WHAT NEEDS TO BE DONE:
Take each line containing the word "subtitle" and copy it.
::::::
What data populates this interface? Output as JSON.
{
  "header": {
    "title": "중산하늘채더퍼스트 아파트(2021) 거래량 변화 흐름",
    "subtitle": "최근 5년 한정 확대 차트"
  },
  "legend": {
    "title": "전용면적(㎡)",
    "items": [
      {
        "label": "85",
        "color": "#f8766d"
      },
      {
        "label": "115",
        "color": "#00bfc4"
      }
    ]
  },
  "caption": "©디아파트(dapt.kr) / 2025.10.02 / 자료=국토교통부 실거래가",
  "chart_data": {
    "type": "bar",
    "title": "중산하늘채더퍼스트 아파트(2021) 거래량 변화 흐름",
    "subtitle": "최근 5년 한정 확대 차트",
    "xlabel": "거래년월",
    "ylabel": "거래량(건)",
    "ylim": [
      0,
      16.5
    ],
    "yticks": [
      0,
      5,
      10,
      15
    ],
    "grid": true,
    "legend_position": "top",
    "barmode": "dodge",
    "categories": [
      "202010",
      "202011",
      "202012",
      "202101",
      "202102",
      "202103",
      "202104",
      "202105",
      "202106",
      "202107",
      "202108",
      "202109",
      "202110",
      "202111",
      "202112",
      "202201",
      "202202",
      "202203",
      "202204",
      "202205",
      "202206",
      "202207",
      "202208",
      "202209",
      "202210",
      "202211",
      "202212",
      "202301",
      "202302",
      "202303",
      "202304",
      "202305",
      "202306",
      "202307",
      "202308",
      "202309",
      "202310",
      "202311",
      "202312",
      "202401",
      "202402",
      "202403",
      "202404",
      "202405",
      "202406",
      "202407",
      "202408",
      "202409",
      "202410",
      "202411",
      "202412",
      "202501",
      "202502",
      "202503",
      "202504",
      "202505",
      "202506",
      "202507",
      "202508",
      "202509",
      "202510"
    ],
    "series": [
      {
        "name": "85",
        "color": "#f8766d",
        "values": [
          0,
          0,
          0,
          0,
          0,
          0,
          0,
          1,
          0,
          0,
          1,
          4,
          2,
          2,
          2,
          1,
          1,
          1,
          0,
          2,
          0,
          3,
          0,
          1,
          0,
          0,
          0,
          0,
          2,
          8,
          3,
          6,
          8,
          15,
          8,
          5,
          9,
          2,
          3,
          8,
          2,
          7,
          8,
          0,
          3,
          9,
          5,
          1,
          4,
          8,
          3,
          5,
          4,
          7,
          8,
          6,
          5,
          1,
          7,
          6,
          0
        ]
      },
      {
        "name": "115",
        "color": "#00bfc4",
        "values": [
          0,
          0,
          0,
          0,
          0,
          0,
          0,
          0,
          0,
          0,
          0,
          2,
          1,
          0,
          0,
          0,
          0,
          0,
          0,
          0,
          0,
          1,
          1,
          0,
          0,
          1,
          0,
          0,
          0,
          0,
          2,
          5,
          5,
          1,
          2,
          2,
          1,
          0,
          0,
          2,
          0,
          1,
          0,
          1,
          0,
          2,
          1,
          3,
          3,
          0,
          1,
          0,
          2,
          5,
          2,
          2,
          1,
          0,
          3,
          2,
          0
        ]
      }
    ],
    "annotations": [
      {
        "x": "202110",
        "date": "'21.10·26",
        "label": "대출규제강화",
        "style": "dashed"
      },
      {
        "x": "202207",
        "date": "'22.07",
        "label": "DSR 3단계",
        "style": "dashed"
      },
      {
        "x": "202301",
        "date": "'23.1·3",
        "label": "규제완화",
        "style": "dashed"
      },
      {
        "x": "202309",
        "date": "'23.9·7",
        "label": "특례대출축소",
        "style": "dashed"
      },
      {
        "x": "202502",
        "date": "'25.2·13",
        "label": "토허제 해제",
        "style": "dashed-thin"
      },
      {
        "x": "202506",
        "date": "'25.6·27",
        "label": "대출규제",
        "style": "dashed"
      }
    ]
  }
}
::::::
WRITTEN SOLUTION:
    "subtitle": "최근 5년 한정 확대 차트"
    "subtitle": "최근 5년 한정 확대 차트",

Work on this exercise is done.